* START *
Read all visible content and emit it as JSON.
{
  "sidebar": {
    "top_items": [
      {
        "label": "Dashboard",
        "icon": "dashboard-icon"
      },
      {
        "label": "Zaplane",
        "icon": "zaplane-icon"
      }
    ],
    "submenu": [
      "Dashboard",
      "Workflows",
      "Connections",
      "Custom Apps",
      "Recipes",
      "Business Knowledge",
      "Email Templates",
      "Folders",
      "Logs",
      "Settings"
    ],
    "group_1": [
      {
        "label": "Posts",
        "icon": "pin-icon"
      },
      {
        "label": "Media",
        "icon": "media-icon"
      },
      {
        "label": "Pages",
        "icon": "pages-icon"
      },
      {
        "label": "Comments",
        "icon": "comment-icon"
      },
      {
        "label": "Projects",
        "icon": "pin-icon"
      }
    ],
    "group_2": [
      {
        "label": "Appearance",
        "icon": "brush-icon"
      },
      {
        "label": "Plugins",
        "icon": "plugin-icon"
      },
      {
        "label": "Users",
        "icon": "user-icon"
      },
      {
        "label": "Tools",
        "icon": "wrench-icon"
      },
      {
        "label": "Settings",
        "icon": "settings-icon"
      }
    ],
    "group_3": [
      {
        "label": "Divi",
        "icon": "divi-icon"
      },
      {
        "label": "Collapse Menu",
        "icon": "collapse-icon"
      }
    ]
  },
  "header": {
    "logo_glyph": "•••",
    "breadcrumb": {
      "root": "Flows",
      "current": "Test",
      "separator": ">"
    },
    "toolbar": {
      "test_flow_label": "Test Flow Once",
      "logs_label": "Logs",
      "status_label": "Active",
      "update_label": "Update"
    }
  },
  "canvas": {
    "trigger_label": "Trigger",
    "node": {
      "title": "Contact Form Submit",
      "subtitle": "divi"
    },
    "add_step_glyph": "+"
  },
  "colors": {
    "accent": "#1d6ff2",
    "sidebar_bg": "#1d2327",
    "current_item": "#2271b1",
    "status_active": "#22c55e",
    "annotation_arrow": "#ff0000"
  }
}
* END *
» Task instructions: Please return the data above exactly as given.

» Solution below:
Read all visible content and emit it as JSON.
{
  "sidebar": {
    "top_items": [
      {
        "label": "Dashboard",
        "icon": "dashboard-icon"
      },
      {
        "label": "Zaplane",
        "icon": "zaplane-icon"
      }
    ],
    "submenu": [
      "Dashboard",
      "Workflows",
      "Connections",
      "Custom Apps",
      "Recipes",
      "Business Knowledge",
      "Email Templates",
      "Folders",
      "Logs",
      "Settings"
    ],
    "group_1": [
      {
        "label": "Posts",
        "icon": "pin-icon"
      },
      {
        "label": "Media",
        "icon": "media-icon"
      },
      {
        "label": "Pages",
        "icon": "pages-icon"
      },
      {
        "label": "Comments",
        "icon": "comment-icon"
      },
      {
        "label": "Projects",
        "icon": "pin-icon"
      }
    ],
    "group_2": [
      {
        "label": "Appearance",
        "icon": "brush-icon"
      },
      {
        "label": "Plugins",
        "icon": "plugin-icon"
      },
      {
        "label": "Users",
        "icon": "user-icon"
      },
      {
        "label": "Tools",
        "icon": "wrench-icon"
      },
      {
        "label": "Settings",
        "icon": "settings-icon"
      }
    ],
    "group_3": [
      {
        "label": "Divi",
        "icon": "divi-icon"
      },
      {
        "label": "Collapse Menu",
        "icon": "collapse-icon"
      }
    ]
  },
  "header": {
    "logo_glyph": "•••",
    "breadcrumb": {
      "root": "Flows",
      "current": "Test",
      "separator": ">"
    },
    "toolbar": {
      "test_flow_label": "Test Flow Once",
      "logs_label": "Logs",
      "status_label": "Active",
      "update_label": "Update"
    }
  },
  "canvas": {
    "trigger_label": "Trigger",
    "node": {
      "title": "Contact Form Submit",
      "subtitle": "divi"
    },
    "add_step_glyph": "+"
  },
  "colors": {
    "accent": "#1d6ff2",
    "sidebar_bg": "#1d2327",
    "current_item": "#2271b1",
    "status_active": "#22c55e",
    "annotation_arrow": "#ff0000"
  }
}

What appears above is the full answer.